> What you need to do: Would you please copy each line of the data in which the string "Tongji" occurs?

> Exercise inputs:
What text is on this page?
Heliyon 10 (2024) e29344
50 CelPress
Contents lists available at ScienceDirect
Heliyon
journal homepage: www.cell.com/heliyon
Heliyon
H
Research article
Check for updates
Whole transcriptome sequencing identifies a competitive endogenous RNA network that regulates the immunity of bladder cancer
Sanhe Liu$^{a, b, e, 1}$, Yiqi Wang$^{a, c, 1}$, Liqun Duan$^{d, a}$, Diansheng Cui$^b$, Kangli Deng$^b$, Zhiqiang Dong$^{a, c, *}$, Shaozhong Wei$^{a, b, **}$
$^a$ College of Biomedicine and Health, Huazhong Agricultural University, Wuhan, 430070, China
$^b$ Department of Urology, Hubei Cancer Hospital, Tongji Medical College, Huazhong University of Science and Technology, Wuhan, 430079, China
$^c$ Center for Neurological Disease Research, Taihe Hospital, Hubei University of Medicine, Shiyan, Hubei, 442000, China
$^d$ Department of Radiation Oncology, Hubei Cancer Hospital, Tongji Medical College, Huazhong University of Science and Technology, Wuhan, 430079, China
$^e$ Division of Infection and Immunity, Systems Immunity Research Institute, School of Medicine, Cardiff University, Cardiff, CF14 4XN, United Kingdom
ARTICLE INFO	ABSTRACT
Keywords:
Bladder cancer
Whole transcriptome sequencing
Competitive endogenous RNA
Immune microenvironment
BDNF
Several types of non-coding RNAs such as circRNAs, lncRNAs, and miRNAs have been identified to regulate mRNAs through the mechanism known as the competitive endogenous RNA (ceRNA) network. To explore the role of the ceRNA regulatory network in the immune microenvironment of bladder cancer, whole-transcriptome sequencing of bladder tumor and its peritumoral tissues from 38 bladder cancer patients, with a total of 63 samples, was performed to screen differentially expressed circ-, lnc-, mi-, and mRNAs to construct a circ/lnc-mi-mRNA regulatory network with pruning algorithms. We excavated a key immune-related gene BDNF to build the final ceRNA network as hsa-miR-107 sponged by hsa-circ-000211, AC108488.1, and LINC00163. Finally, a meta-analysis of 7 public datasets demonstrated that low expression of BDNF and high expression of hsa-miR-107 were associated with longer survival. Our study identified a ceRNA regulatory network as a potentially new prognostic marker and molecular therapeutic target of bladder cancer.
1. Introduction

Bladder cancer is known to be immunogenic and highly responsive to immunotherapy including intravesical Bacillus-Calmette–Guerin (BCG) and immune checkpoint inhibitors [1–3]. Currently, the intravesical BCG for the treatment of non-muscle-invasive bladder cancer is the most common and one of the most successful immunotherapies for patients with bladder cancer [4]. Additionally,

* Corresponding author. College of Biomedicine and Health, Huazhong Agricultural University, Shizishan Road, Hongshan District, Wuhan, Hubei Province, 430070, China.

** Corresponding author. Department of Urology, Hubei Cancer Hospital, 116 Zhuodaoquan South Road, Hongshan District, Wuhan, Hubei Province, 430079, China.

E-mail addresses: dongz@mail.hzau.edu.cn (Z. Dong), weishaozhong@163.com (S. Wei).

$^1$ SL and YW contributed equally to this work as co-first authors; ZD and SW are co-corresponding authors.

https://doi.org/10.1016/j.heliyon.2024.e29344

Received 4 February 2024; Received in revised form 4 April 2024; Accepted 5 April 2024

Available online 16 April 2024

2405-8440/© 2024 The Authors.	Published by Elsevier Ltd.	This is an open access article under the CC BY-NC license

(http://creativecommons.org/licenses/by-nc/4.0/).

> Answer to this task:
$^b$ Department of Urology, Hubei Cancer Hospital, Tongji Medical College, Huazhong University of Science and Technology, Wuhan, 430079, China
$^d$ Department of Radiation Oncology, Hubei Cancer Hospital, Tongji Medical College, Huazhong University of Science and Technology, Wuhan, 430079, China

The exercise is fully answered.